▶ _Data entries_

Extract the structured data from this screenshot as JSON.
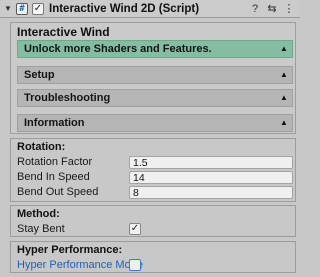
{
  "header": {
    "fold_icon": "chevron-down-icon",
    "script_icon": "#",
    "enabled_check": "✓",
    "title": "Interactive Wind 2D (Script)",
    "icons": {
      "help": "?",
      "preset": "⇆",
      "menu": "⋮"
    }
  },
  "main": {
    "title": "Interactive Wind",
    "bars": [
      {
        "label": "Unlock more Shaders and Features.",
        "arrow": "▲",
        "color": "#85bda3"
      },
      {
        "label": "Setup",
        "arrow": "▲"
      },
      {
        "label": "Troubleshooting",
        "arrow": "▲"
      },
      {
        "label": "Information",
        "arrow": "▲"
      }
    ]
  },
  "rotation": {
    "title": "Rotation:",
    "rows": [
      {
        "label": "Rotation Factor",
        "value": "1.5"
      },
      {
        "label": "Bend In Speed",
        "value": "14"
      },
      {
        "label": "Bend Out Speed",
        "value": "8"
      }
    ]
  },
  "method": {
    "title": "Method:",
    "stay_bent_label": "Stay Bent",
    "stay_bent_check": "✓"
  },
  "hyper": {
    "title": "Hyper Performance:",
    "mode_label": "Hyper Performance Mode",
    "mode_check": ""
  }
}
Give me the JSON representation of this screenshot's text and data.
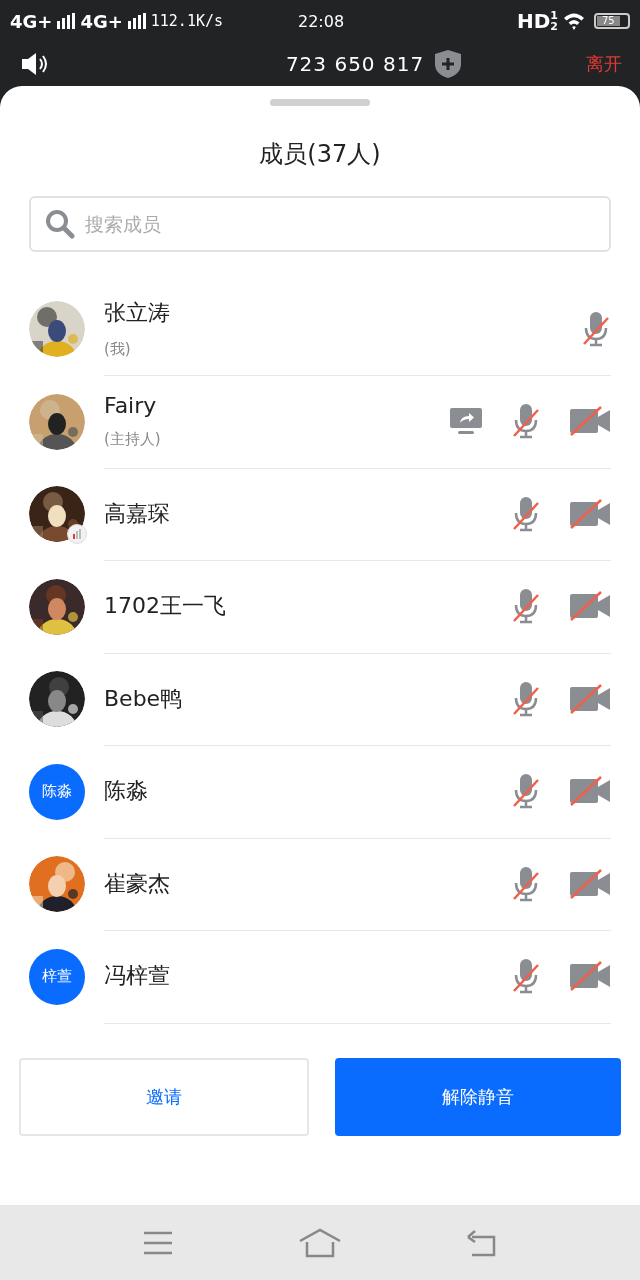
{
  "status_bar": {
    "signal_1": "4G+",
    "signal_2": "4G+",
    "speed": "112.1K/s",
    "time": "22:08",
    "hd": "HD",
    "hd_sup": "1",
    "hd_sub": "2",
    "battery": "75"
  },
  "header": {
    "meeting_id": "723 650 817",
    "leave": "离开"
  },
  "sheet": {
    "title": "成员(37人)",
    "search": {
      "placeholder": "搜索成员"
    }
  },
  "members": [
    {
      "name": "张立涛",
      "subtitle": "(我)",
      "weak_signal": false,
      "sharing_screen": false,
      "mic_muted": true,
      "camera_shown": false
    },
    {
      "name": "Fairy",
      "subtitle": "(主持人)",
      "weak_signal": false,
      "sharing_screen": true,
      "mic_muted": true,
      "camera_shown": true,
      "camera_muted": true
    },
    {
      "name": "高嘉琛",
      "weak_signal": true,
      "sharing_screen": false,
      "mic_muted": true,
      "camera_shown": true,
      "camera_muted": true
    },
    {
      "name": "1702王一飞",
      "weak_signal": false,
      "sharing_screen": false,
      "mic_muted": true,
      "camera_shown": true,
      "camera_muted": true
    },
    {
      "name": "Bebe鸭",
      "weak_signal": false,
      "sharing_screen": false,
      "mic_muted": true,
      "camera_shown": true,
      "camera_muted": true
    },
    {
      "name": "陈淼",
      "avatar": {
        "kind": "initials",
        "text": "陈淼"
      },
      "weak_signal": false,
      "sharing_screen": false,
      "mic_muted": true,
      "camera_shown": true,
      "camera_muted": true
    },
    {
      "name": "崔豪杰",
      "weak_signal": false,
      "sharing_screen": false,
      "mic_muted": true,
      "camera_shown": true,
      "camera_muted": true
    },
    {
      "name": "冯梓萱",
      "avatar": {
        "kind": "initials",
        "text": "梓萱"
      },
      "weak_signal": false,
      "sharing_screen": false,
      "mic_muted": true,
      "camera_shown": true,
      "camera_muted": true
    }
  ],
  "buttons": [
    {
      "label": "邀请",
      "kind": "secondary"
    },
    {
      "label": "解除静音",
      "kind": "primary"
    }
  ]
}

▶ _Task brief_
Without the pictures, write out all of the material exactly.

▶ _Finished exercise_
Extract the structured data from this screenshot as JSON.
{
  "header": {
    "fold_icon": "chevron-down-icon",
    "script_icon": "#",
    "enabled_check": "✓",
    "title": "Interactive Wind 2D (Script)",
    "icons": {
      "help": "?",
      "preset": "⇆",
      "menu": "⋮"
    }
  },
  "main": {
    "title": "Interactive Wind",
    "bars": [
      {
        "label": "Unlock more Shaders and Features.",
        "arrow": "▲",
        "color": "#85bda3"
      },
      {
        "label": "Setup",
        "arrow": "▲"
      },
      {
        "label": "Troubleshooting",
        "arrow": "▲"
      },
      {
        "label": "Information",
        "arrow": "▲"
      }
    ]
  },
  "rotation": {
    "title": "Rotation:",
    "rows": [
      {
        "label": "Rotation Factor",
        "value": "1.5"
      },
      {
        "label": "Bend In Speed",
        "value": "14"
      },
      {
        "label": "Bend Out Speed",
        "value": "8"
      }
    ]
  },
  "method": {
    "title": "Method:",
    "stay_bent_label": "Stay Bent",
    "stay_bent_check": "✓"
  },
  "hyper": {
    "title": "Hyper Performance:",
    "mode_label": "Hyper Performance Mode",
    "mode_check": ""
  }
}
Give me the JSON representation of this screenshot's text and data.
{
  "status_bar": {
    "signal_1": "4G+",
    "signal_2": "4G+",
    "speed": "112.1K/s",
    "time": "22:08",
    "hd": "HD",
    "hd_sup": "1",
    "hd_sub": "2",
    "battery": "75"
  },
  "header": {
    "meeting_id": "723 650 817",
    "leave": "离开"
  },
  "sheet": {
    "title": "成员(37人)",
    "search": {
      "placeholder": "搜索成员"
    }
  },
  "members": [
    {
      "name": "张立涛",
      "subtitle": "(我)",
      "weak_signal": false,
      "sharing_screen": false,
      "mic_muted": true,
      "camera_shown": false
    },
    {
      "name": "Fairy",
      "subtitle": "(主持人)",
      "weak_signal": false,
      "sharing_screen": true,
      "mic_muted": true,
      "camera_shown": true,
      "camera_muted": true
    },
    {
      "name": "高嘉琛",
      "weak_signal": true,
      "sharing_screen": false,
      "mic_muted": true,
      "camera_shown": true,
      "camera_muted": true
    },
    {
      "name": "1702王一飞",
      "weak_signal": false,
      "sharing_screen": false,
      "mic_muted": true,
      "camera_shown": true,
      "camera_muted": true
    },
    {
      "name": "Bebe鸭",
      "weak_signal": false,
      "sharing_screen": false,
      "mic_muted": true,
      "camera_shown": true,
      "camera_muted": true
    },
    {
      "name": "陈淼",
      "avatar": {
        "kind": "initials",
        "text": "陈淼"
      },
      "weak_signal": false,
      "sharing_screen": false,
      "mic_muted": true,
      "camera_shown": true,
      "camera_muted": true
    },
    {
      "name": "崔豪杰",
      "weak_signal": false,
      "sharing_screen": false,
      "mic_muted": true,
      "camera_shown": true,
      "camera_muted": true
    },
    {
      "name": "冯梓萱",
      "avatar": {
        "kind": "initials",
        "text": "梓萱"
      },
      "weak_signal": false,
      "sharing_screen": false,
      "mic_muted": true,
      "camera_shown": true,
      "camera_muted": true
    }
  ],
  "buttons": [
    {
      "label": "邀请",
      "kind": "secondary"
    },
    {
      "label": "解除静音",
      "kind": "primary"
    }
  ]
}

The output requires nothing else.